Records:
--- BEGIN ---
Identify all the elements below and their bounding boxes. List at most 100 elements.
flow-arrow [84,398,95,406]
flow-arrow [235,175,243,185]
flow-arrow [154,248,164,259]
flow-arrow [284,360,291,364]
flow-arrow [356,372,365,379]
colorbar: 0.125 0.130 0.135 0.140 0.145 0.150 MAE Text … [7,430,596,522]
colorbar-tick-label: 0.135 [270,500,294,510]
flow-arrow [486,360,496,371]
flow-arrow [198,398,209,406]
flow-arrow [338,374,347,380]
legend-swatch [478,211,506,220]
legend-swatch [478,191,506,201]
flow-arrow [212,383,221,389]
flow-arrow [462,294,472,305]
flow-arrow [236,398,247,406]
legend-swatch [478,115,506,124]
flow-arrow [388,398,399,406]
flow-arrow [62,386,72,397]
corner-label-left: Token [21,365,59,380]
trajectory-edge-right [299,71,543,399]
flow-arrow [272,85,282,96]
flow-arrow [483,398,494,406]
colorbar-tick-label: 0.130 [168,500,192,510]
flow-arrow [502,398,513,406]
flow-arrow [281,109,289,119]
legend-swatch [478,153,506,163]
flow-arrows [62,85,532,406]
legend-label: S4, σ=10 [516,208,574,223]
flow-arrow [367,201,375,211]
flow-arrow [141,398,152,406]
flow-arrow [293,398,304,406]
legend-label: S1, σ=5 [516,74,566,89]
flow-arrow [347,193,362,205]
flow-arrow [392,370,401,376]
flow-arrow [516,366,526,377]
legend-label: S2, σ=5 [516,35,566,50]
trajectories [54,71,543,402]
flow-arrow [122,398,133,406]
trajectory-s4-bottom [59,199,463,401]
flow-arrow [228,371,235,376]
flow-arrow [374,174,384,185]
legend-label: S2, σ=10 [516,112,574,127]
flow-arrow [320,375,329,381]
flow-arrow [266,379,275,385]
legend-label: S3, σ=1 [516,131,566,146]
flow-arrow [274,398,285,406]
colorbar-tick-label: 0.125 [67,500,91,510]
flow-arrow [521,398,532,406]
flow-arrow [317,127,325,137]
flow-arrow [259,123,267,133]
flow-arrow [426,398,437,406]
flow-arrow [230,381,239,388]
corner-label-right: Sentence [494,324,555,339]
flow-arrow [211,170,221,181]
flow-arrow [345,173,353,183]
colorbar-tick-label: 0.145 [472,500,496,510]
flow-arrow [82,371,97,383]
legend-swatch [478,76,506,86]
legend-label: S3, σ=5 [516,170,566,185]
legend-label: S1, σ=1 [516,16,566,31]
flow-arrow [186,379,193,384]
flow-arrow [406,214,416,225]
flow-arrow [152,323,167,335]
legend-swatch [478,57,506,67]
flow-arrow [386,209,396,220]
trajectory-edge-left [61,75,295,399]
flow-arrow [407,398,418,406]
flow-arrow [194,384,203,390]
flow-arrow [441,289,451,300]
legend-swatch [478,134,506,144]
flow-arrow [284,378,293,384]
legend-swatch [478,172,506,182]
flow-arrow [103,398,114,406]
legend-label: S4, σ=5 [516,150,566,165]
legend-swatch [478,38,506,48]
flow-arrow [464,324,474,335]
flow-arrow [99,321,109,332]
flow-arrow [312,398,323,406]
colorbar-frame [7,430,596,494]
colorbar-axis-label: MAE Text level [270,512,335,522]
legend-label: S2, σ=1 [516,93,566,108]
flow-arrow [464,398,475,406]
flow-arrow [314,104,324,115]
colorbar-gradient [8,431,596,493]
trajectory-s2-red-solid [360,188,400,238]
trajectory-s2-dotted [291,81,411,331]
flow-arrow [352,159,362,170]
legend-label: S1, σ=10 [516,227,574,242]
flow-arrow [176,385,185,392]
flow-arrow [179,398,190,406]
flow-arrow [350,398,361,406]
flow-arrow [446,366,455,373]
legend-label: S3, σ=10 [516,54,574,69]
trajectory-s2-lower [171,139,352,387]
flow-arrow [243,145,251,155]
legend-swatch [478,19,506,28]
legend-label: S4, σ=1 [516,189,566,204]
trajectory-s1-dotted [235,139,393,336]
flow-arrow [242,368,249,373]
--- END ---
Given request >> Write out every line of the entries above, word for word and unchanged.

Exercise answer >>
Identify all the elements below and their bounding boxes. List at most 100 elements.
flow-arrow [84,398,95,406]
flow-arrow [235,175,243,185]
flow-arrow [154,248,164,259]
flow-arrow [284,360,291,364]
flow-arrow [356,372,365,379]
colorbar: 0.125 0.130 0.135 0.140 0.145 0.150 MAE Text … [7,430,596,522]
colorbar-tick-label: 0.135 [270,500,294,510]
flow-arrow [486,360,496,371]
flow-arrow [198,398,209,406]
flow-arrow [338,374,347,380]
legend-swatch [478,211,506,220]
legend-swatch [478,191,506,201]
flow-arrow [212,383,221,389]
flow-arrow [462,294,472,305]
flow-arrow [236,398,247,406]
legend-swatch [478,115,506,124]
flow-arrow [388,398,399,406]
flow-arrow [62,386,72,397]
corner-label-left: Token [21,365,59,380]
trajectory-edge-right [299,71,543,399]
flow-arrow [272,85,282,96]
flow-arrow [483,398,494,406]
colorbar-tick-label: 0.130 [168,500,192,510]
flow-arrow [502,398,513,406]
flow-arrow [281,109,289,119]
legend-swatch [478,153,506,163]
flow-arrows [62,85,532,406]
legend-label: S4, σ=10 [516,208,574,223]
flow-arrow [367,201,375,211]
flow-arrow [141,398,152,406]
flow-arrow [293,398,304,406]
legend-label: S1, σ=5 [516,74,566,89]
flow-arrow [347,193,362,205]
flow-arrow [392,370,401,376]
flow-arrow [516,366,526,377]
legend-label: S2, σ=5 [516,35,566,50]
trajectories [54,71,543,402]
flow-arrow [122,398,133,406]
trajectory-s4-bottom [59,199,463,401]
flow-arrow [228,371,235,376]
flow-arrow [374,174,384,185]
legend-label: S2, σ=10 [516,112,574,127]
flow-arrow [320,375,329,381]
flow-arrow [266,379,275,385]
legend-label: S3, σ=1 [516,131,566,146]
flow-arrow [274,398,285,406]
colorbar-tick-label: 0.125 [67,500,91,510]
flow-arrow [521,398,532,406]
flow-arrow [317,127,325,137]
flow-arrow [259,123,267,133]
flow-arrow [426,398,437,406]
flow-arrow [230,381,239,388]
corner-label-right: Sentence [494,324,555,339]
flow-arrow [211,170,221,181]
flow-arrow [345,173,353,183]
colorbar-tick-label: 0.145 [472,500,496,510]
flow-arrow [82,371,97,383]
legend-swatch [478,76,506,86]
legend-label: S3, σ=5 [516,170,566,185]
legend-label: S1, σ=1 [516,16,566,31]
flow-arrow [186,379,193,384]
flow-arrow [406,214,416,225]
flow-arrow [152,323,167,335]
legend-swatch [478,57,506,67]
flow-arrow [386,209,396,220]
trajectory-edge-left [61,75,295,399]
flow-arrow [407,398,418,406]
flow-arrow [194,384,203,390]
flow-arrow [441,289,451,300]
legend-swatch [478,134,506,144]
flow-arrow [284,378,293,384]
legend-swatch [478,172,506,182]
flow-arrow [103,398,114,406]
legend-label: S4, σ=5 [516,150,566,165]
legend-swatch [478,38,506,48]
flow-arrow [464,324,474,335]
flow-arrow [99,321,109,332]
flow-arrow [312,398,323,406]
colorbar-frame [7,430,596,494]
colorbar-axis-label: MAE Text level [270,512,335,522]
legend-label: S2, σ=1 [516,93,566,108]
flow-arrow [464,398,475,406]
flow-arrow [314,104,324,115]
colorbar-gradient [8,431,596,493]
trajectory-s2-red-solid [360,188,400,238]
trajectory-s2-dotted [291,81,411,331]
flow-arrow [352,159,362,170]
legend-label: S1, σ=10 [516,227,574,242]
flow-arrow [176,385,185,392]
flow-arrow [179,398,190,406]
flow-arrow [350,398,361,406]
flow-arrow [446,366,455,373]
legend-label: S3, σ=10 [516,54,574,69]
trajectory-s2-lower [171,139,352,387]
flow-arrow [243,145,251,155]
legend-swatch [478,19,506,28]
legend-label: S4, σ=1 [516,189,566,204]
trajectory-s1-dotted [235,139,393,336]
flow-arrow [242,368,249,373]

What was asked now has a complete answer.